◆ Information shown ◆
—————
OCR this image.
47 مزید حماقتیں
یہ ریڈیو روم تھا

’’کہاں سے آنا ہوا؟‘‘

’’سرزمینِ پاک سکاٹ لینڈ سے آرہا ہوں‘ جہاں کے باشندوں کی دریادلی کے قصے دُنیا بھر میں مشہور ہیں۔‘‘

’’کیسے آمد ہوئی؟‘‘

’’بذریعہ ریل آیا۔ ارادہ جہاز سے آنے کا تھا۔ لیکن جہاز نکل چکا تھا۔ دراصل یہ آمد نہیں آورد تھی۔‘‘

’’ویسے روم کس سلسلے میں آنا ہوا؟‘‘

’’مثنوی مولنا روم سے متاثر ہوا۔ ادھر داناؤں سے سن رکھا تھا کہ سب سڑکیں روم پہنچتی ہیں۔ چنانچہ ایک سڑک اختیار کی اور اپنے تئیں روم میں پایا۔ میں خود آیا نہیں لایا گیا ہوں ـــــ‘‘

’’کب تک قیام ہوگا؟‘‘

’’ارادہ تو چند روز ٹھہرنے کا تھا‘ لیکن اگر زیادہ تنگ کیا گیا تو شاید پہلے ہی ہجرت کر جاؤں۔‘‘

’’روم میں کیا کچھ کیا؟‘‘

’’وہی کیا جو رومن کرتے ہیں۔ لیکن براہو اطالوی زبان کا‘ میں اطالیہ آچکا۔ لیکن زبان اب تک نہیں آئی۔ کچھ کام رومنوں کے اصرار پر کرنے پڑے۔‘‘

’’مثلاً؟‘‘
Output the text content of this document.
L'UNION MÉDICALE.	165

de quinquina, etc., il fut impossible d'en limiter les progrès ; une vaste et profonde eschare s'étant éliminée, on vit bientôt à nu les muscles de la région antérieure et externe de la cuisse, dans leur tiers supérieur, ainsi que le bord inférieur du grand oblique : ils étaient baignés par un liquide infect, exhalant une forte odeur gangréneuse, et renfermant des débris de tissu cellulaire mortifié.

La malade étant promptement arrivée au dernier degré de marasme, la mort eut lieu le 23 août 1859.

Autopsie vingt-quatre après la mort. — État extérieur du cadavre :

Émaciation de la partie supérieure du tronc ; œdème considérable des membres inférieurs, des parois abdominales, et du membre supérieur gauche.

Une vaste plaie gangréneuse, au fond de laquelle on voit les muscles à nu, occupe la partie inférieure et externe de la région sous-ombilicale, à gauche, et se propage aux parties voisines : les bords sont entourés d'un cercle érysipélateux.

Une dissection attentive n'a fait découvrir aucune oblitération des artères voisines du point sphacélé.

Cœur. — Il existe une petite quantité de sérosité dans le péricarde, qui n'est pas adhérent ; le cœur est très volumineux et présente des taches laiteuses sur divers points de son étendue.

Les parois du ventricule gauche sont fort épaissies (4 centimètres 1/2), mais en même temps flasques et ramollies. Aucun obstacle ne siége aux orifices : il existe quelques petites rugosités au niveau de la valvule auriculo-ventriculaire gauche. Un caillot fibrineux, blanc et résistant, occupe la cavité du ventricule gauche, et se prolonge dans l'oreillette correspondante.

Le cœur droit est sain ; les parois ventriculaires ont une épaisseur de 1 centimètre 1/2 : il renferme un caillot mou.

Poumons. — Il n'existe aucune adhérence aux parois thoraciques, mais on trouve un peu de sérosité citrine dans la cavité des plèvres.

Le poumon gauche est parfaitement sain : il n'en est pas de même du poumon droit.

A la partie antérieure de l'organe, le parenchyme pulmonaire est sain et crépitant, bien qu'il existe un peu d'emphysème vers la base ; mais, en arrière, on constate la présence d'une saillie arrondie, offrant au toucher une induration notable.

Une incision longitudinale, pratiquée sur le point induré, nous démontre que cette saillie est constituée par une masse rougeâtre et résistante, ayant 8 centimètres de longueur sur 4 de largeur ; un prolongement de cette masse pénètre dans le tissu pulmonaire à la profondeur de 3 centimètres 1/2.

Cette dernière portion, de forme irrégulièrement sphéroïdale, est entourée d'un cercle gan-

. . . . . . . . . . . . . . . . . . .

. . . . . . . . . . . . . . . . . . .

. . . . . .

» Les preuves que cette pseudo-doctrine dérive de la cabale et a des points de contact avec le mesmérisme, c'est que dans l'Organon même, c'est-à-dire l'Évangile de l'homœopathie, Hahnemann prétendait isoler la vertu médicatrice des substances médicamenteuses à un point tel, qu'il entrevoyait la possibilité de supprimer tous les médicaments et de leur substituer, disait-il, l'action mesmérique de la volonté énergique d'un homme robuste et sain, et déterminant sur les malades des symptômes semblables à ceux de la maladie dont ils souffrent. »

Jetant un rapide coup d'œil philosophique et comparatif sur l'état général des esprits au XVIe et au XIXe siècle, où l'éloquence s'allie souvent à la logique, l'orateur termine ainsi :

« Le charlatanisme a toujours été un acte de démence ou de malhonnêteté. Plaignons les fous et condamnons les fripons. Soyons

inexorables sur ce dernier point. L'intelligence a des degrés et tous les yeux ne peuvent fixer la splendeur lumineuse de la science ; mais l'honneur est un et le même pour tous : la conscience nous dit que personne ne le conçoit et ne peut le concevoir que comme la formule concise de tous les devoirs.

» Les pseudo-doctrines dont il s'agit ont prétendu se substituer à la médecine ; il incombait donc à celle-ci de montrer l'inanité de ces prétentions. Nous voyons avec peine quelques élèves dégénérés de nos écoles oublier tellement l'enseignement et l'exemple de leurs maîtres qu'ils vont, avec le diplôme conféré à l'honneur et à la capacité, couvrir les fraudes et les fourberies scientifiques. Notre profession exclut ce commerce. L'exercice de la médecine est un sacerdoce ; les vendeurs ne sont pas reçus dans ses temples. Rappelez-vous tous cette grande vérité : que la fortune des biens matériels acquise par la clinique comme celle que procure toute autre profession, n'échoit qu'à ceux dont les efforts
—————
◆ Exercise description ◆
Set down every record above exactly as given.

◆ Solution to the problem ◆
OCR this image.
47 مزید حماقتیں
یہ ریڈیو روم تھا

’’کہاں سے آنا ہوا؟‘‘

’’سرزمینِ پاک سکاٹ لینڈ سے آرہا ہوں‘ جہاں کے باشندوں کی دریادلی کے قصے دُنیا بھر میں مشہور ہیں۔‘‘

’’کیسے آمد ہوئی؟‘‘

’’بذریعہ ریل آیا۔ ارادہ جہاز سے آنے کا تھا۔ لیکن جہاز نکل چکا تھا۔ دراصل یہ آمد نہیں آورد تھی۔‘‘

’’ویسے روم کس سلسلے میں آنا ہوا؟‘‘

’’مثنوی مولنا روم سے متاثر ہوا۔ ادھر داناؤں سے سن رکھا تھا کہ سب سڑکیں روم پہنچتی ہیں۔ چنانچہ ایک سڑک اختیار کی اور اپنے تئیں روم میں پایا۔ میں خود آیا نہیں لایا گیا ہوں ـــــ‘‘

’’کب تک قیام ہوگا؟‘‘

’’ارادہ تو چند روز ٹھہرنے کا تھا‘ لیکن اگر زیادہ تنگ کیا گیا تو شاید پہلے ہی ہجرت کر جاؤں۔‘‘

’’روم میں کیا کچھ کیا؟‘‘

’’وہی کیا جو رومن کرتے ہیں۔ لیکن براہو اطالوی زبان کا‘ میں اطالیہ آچکا۔ لیکن زبان اب تک نہیں آئی۔ کچھ کام رومنوں کے اصرار پر کرنے پڑے۔‘‘

’’مثلاً؟‘‘
Output the text content of this document.
L'UNION MÉDICALE.	165

de quinquina, etc., il fut impossible d'en limiter les progrès ; une vaste et profonde eschare s'étant éliminée, on vit bientôt à nu les muscles de la région antérieure et externe de la cuisse, dans leur tiers supérieur, ainsi que le bord inférieur du grand oblique : ils étaient baignés par un liquide infect, exhalant une forte odeur gangréneuse, et renfermant des débris de tissu cellulaire mortifié.

La malade étant promptement arrivée au dernier degré de marasme, la mort eut lieu le 23 août 1859.

Autopsie vingt-quatre après la mort. — État extérieur du cadavre :

Émaciation de la partie supérieure du tronc ; œdème considérable des membres inférieurs, des parois abdominales, et du membre supérieur gauche.

Une vaste plaie gangréneuse, au fond de laquelle on voit les muscles à nu, occupe la partie inférieure et externe de la région sous-ombilicale, à gauche, et se propage aux parties voisines : les bords sont entourés d'un cercle érysipélateux.

Une dissection attentive n'a fait découvrir aucune oblitération des artères voisines du point sphacélé.

Cœur. — Il existe une petite quantité de sérosité dans le péricarde, qui n'est pas adhérent ; le cœur est très volumineux et présente des taches laiteuses sur divers points de son étendue.

Les parois du ventricule gauche sont fort épaissies (4 centimètres 1/2), mais en même temps flasques et ramollies. Aucun obstacle ne siége aux orifices : il existe quelques petites rugosités au niveau de la valvule auriculo-ventriculaire gauche. Un caillot fibrineux, blanc et résistant, occupe la cavité du ventricule gauche, et se prolonge dans l'oreillette correspondante.

Le cœur droit est sain ; les parois ventriculaires ont une épaisseur de 1 centimètre 1/2 : il renferme un caillot mou.

Poumons. — Il n'existe aucune adhérence aux parois thoraciques, mais on trouve un peu de sérosité citrine dans la cavité des plèvres.

Le poumon gauche est parfaitement sain : il n'en est pas de même du poumon droit.

A la partie antérieure de l'organe, le parenchyme pulmonaire est sain et crépitant, bien qu'il existe un peu d'emphysème vers la base ; mais, en arrière, on constate la présence d'une saillie arrondie, offrant au toucher une induration notable.

Une incision longitudinale, pratiquée sur le point induré, nous démontre que cette saillie est constituée par une masse rougeâtre et résistante, ayant 8 centimètres de longueur sur 4 de largeur ; un prolongement de cette masse pénètre dans le tissu pulmonaire à la profondeur de 3 centimètres 1/2.

Cette dernière portion, de forme irrégulièrement sphéroïdale, est entourée d'un cercle gan-

. . . . . . . . . . . . . . . . . . .

. . . . . . . . . . . . . . . . . . .

. . . . . .

» Les preuves que cette pseudo-doctrine dérive de la cabale et a des points de contact avec le mesmérisme, c'est que dans l'Organon même, c'est-à-dire l'Évangile de l'homœopathie, Hahnemann prétendait isoler la vertu médicatrice des substances médicamenteuses à un point tel, qu'il entrevoyait la possibilité de supprimer tous les médicaments et de leur substituer, disait-il, l'action mesmérique de la volonté énergique d'un homme robuste et sain, et déterminant sur les malades des symptômes semblables à ceux de la maladie dont ils souffrent. »

Jetant un rapide coup d'œil philosophique et comparatif sur l'état général des esprits au XVIe et au XIXe siècle, où l'éloquence s'allie souvent à la logique, l'orateur termine ainsi :

« Le charlatanisme a toujours été un acte de démence ou de malhonnêteté. Plaignons les fous et condamnons les fripons. Soyons

inexorables sur ce dernier point. L'intelligence a des degrés et tous les yeux ne peuvent fixer la splendeur lumineuse de la science ; mais l'honneur est un et le même pour tous : la conscience nous dit que personne ne le conçoit et ne peut le concevoir que comme la formule concise de tous les devoirs.

» Les pseudo-doctrines dont il s'agit ont prétendu se substituer à la médecine ; il incombait donc à celle-ci de montrer l'inanité de ces prétentions. Nous voyons avec peine quelques élèves dégénérés de nos écoles oublier tellement l'enseignement et l'exemple de leurs maîtres qu'ils vont, avec le diplôme conféré à l'honneur et à la capacité, couvrir les fraudes et les fourberies scientifiques. Notre profession exclut ce commerce. L'exercice de la médecine est un sacerdoce ; les vendeurs ne sont pas reçus dans ses temples. Rappelez-vous tous cette grande vérité : que la fortune des biens matériels acquise par la clinique comme celle que procure toute autre profession, n'échoit qu'à ceux dont les efforts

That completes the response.